## Begin

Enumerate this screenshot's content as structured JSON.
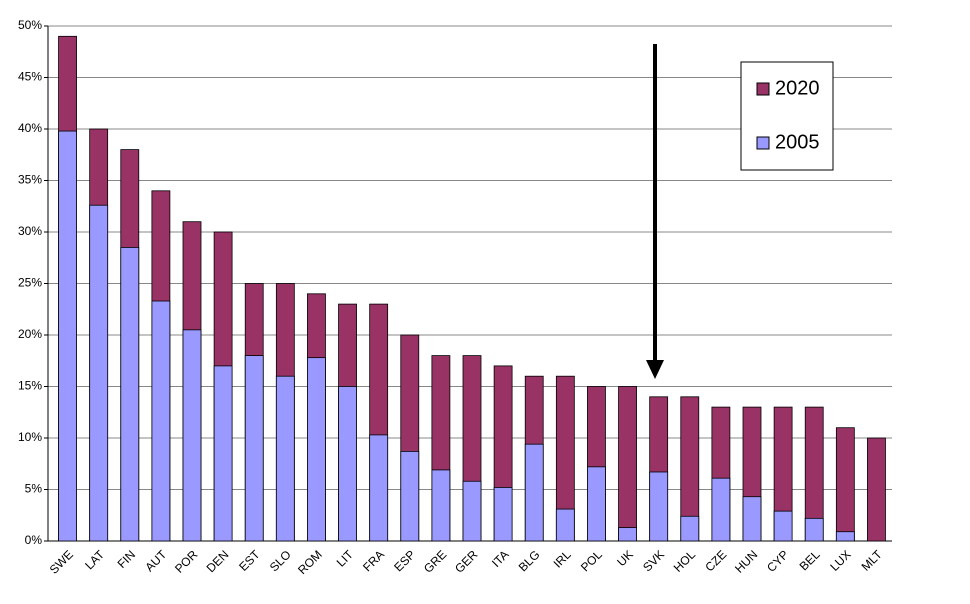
{
  "chart_data": {
    "type": "bar",
    "categories": [
      "SWE",
      "LAT",
      "FIN",
      "AUT",
      "POR",
      "DEN",
      "EST",
      "SLO",
      "ROM",
      "LIT",
      "FRA",
      "ESP",
      "GRE",
      "GER",
      "ITA",
      "BLG",
      "IRL",
      "POL",
      "UK",
      "SVK",
      "HOL",
      "CZE",
      "HUN",
      "CYP",
      "BEL",
      "LUX",
      "MLT"
    ],
    "series": [
      {
        "name": "2020",
        "color": "#993366",
        "values": [
          49,
          40,
          38,
          34,
          31,
          30,
          25,
          25,
          24,
          23,
          23,
          20,
          18,
          18,
          17,
          16,
          16,
          15,
          15,
          14,
          14,
          13,
          13,
          13,
          13,
          11,
          10
        ]
      },
      {
        "name": "2005",
        "color": "#9999ff",
        "values": [
          39.8,
          32.6,
          28.5,
          23.3,
          20.5,
          17,
          18,
          16,
          17.8,
          15,
          10.3,
          8.7,
          6.9,
          5.8,
          5.2,
          9.4,
          3.1,
          7.2,
          1.3,
          6.7,
          2.4,
          6.1,
          4.3,
          2.9,
          2.2,
          0.9,
          0
        ]
      }
    ],
    "ylim": [
      0,
      50
    ],
    "yticks": [
      {
        "value": 0,
        "label": "0%"
      },
      {
        "value": 5,
        "label": "5%"
      },
      {
        "value": 10,
        "label": "10%"
      },
      {
        "value": 15,
        "label": "15%"
      },
      {
        "value": 20,
        "label": "20%"
      },
      {
        "value": 25,
        "label": "25%"
      },
      {
        "value": 30,
        "label": "30%"
      },
      {
        "value": 35,
        "label": "35%"
      },
      {
        "value": 40,
        "label": "40%"
      },
      {
        "value": 45,
        "label": "45%"
      },
      {
        "value": 50,
        "label": "50%"
      }
    ],
    "grid": true
  }
}
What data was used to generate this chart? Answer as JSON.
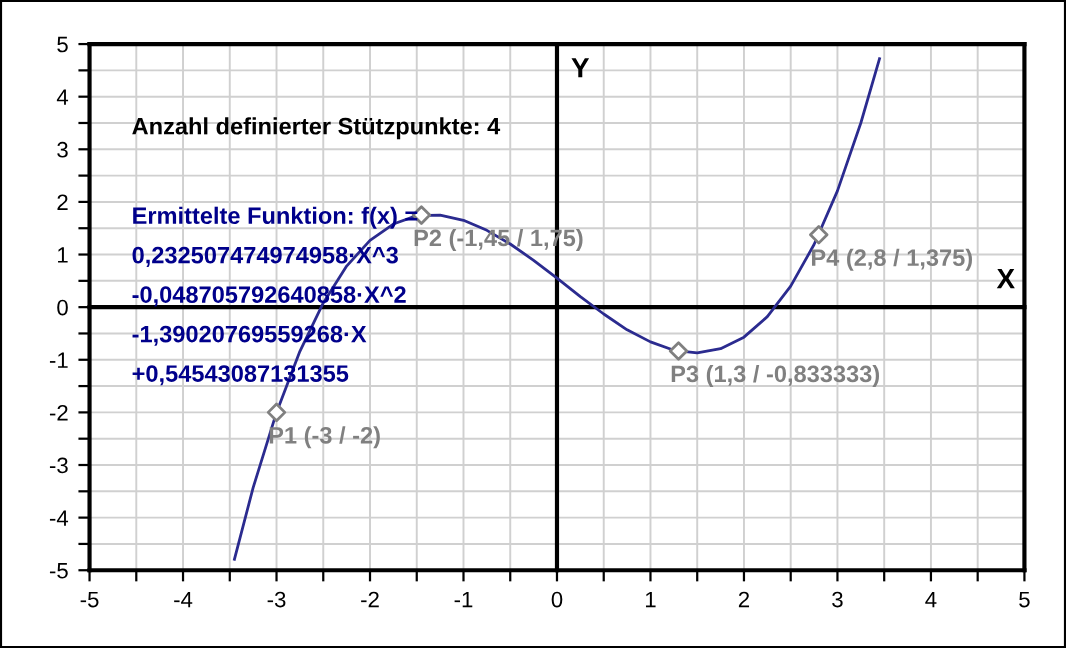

## End

__AIM__
Work out how many lines above have the string "label" in them, and give only the number.

__FINISHED TASK__
11